== Supplied text

“Ghostbusters” producer Ivan Reitman, the moviemaker behind a canon of film that took young baby boomers from fringe comedy clubs and cast them in blockbusters with a surreal view of grownup life, has died.

He was 75.

A representative for Ivan Reitman’s son, writer-producer-director Jason Reitman, referred NBC to a statement the younger Reitman and his sisters released to The Associated Press.

“Our family is grieving the unexpected loss of a husband, father, and grandfather who taught us to always seek the magic in life,” Jason Reitman, Catherine Reitman and Caroline Reitman said in the joint statement. “We take comfort that his work as a filmmaker brought laughter and happiness to countless others around the world. While we mourn privately, we hope those who knew him through his films will remember him always.”

The family told the AP that he had died peacefully in his sleep Saturday night at his home in Montecito, California.

Reitman first found widespread success with his production of “National Lampoon’s Animal House,” a movie about 1960s college antics that somehow corralled the talent of the late John Belushi.

His films were among the first that brought the new, freethinking comedic imagination of the counterculture and TV’s “Saturday Night Live” to the big screen.

Reitman developed his love for show business and comedy amid fertile ground in 1970s Toronto, home to SNL creator Lorne Michaels, the influential “Second City” comedy troupe, and future ghost-buster Dan Aykroyd.

“I’ve had the good fortune of finding fresh comedic voices or actors that went on to greater fame, or became famous as a result of movies I was involved with them in,” he said in an interview published by Canadian Business in 2006.

“People like John Belushi and Bill Murray were in their first movies with me,” he told the Toronto-based publication that started as a newsletter of Canada’s Chamber of Commerce.

He directed Murray in his breakout, “Meatballs,” and then again in “Stripes.” The two would work again on another hit, 1984’s “Ghostbusters.”

The supernatural comedy starred Murray, Dan Aykroyd, Harold Ramis, Ernie Hudson, Sigourney Weaver and Rick Moranis. It grossed nearly $300 million worldwide, earned two Oscar nominations, and spawned a franchise.

“Ghostbusters: Afterlife,” directed by the producer’s son, Jason Reitman, opened in theaters last year.

Ivan Reitman has been credited as a producer on several films directed by his son, as well as on “Beethoven,” “Old School” and “EuroTrip.”

====

▶ Task prompt:
Rewrite the passage of the article on Ivan Reitman that opens with the words "The supernatural comedy" and closes with "theaters last year.", changing "supernatural" to "paranormal". The records play no part in this work.

== Excerpted records

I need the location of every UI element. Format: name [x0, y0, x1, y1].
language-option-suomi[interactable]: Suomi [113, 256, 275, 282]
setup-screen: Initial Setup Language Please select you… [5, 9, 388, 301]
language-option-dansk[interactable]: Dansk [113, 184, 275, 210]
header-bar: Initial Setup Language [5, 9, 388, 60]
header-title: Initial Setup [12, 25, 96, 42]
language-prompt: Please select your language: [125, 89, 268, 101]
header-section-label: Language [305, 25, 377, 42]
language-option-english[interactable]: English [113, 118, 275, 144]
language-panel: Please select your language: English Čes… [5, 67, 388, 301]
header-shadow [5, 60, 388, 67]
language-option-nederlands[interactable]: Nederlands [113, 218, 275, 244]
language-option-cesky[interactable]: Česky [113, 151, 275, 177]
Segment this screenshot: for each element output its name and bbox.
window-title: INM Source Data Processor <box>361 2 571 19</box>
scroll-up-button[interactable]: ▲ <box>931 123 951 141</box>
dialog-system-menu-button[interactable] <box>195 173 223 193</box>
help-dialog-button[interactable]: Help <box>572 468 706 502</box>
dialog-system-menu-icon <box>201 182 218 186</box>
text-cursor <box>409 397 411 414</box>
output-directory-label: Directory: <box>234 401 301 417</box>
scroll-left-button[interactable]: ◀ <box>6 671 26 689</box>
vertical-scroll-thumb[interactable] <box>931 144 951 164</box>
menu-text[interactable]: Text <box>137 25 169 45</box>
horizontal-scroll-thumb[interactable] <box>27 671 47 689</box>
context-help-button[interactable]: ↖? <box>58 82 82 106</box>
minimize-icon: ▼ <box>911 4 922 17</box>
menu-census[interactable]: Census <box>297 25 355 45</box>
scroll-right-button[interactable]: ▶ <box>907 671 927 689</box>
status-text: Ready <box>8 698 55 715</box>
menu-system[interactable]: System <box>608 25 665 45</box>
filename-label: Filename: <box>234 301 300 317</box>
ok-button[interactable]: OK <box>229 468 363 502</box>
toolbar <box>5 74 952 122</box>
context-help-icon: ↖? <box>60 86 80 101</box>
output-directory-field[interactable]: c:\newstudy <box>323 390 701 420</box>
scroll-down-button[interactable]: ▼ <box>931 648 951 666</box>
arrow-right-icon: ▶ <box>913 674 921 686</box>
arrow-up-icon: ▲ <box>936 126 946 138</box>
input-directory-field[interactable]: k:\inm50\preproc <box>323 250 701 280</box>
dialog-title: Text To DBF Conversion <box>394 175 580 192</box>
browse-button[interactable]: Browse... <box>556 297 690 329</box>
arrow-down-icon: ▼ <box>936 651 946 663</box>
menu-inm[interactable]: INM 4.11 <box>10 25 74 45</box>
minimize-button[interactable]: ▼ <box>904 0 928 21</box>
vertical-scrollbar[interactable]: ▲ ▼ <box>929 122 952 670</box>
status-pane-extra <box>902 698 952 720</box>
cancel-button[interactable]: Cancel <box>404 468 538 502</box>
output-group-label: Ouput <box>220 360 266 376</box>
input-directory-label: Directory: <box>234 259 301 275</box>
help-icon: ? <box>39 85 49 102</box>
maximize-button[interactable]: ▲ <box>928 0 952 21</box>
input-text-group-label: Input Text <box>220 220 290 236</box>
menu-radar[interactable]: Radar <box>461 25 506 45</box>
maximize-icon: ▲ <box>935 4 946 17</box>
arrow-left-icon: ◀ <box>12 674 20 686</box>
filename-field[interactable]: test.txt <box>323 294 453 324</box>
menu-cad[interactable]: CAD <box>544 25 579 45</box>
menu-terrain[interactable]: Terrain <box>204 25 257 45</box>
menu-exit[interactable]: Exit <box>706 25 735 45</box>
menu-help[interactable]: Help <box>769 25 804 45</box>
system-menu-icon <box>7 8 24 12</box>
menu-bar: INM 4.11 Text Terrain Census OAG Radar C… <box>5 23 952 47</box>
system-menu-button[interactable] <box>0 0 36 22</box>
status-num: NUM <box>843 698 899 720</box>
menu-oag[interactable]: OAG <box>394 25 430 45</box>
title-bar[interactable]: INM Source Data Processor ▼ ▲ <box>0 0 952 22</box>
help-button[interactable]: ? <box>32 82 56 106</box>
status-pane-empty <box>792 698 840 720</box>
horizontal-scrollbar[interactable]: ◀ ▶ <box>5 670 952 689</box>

====

▶ Complete output:
The paranormal comedy starred Murray, Dan Aykroyd, Harold Ramis, Ernie Hudson, Sigourney Weaver and Rick Moranis. It grossed nearly $300 million worldwide, earned two Oscar nominations, and spawned a franchise.

“Ghostbusters: Afterlife,” directed by the producer’s son, Jason Reitman, opened in theaters last year.